>> START

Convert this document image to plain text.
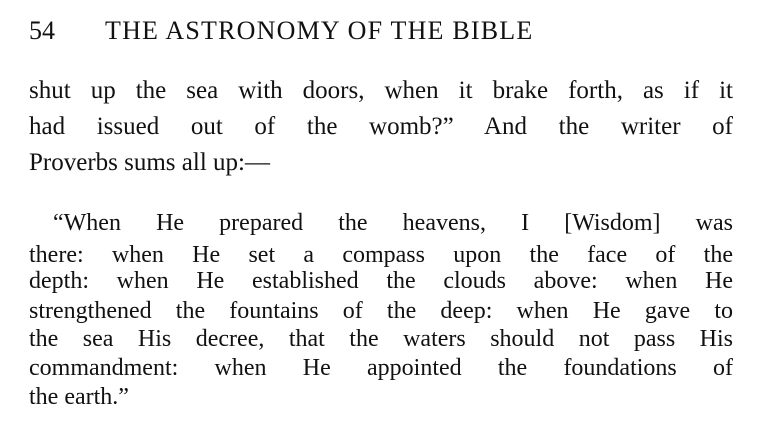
54 THE ASTRONOMY OF THE BIBLE
shut up the sea with doors, when it brake forth, as if it
had issued out of the womb?” And the writer of
Proverbs sums all up:—
“When He prepared the heavens, I [Wisdom] was
there: when He set a compass upon the face of the
depth: when He established the clouds above: when He
strengthened the fountains of the deep: when He gave to
the sea His decree, that the waters should not pass His
commandment: when He appointed the foundations of
the earth.”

>> END

> What you will do
Pictures in the records above are not copied; print everything else exactly.

> Answer below
Convert this document image to plain text.
54 THE ASTRONOMY OF THE BIBLE
shut up the sea with doors, when it brake forth, as if it
had issued out of the womb?” And the writer of
Proverbs sums all up:—
“When He prepared the heavens, I [Wisdom] was
there: when He set a compass upon the face of the
depth: when He established the clouds above: when He
strengthened the fountains of the deep: when He gave to
the sea His decree, that the waters should not pass His
commandment: when He appointed the foundations of
the earth.”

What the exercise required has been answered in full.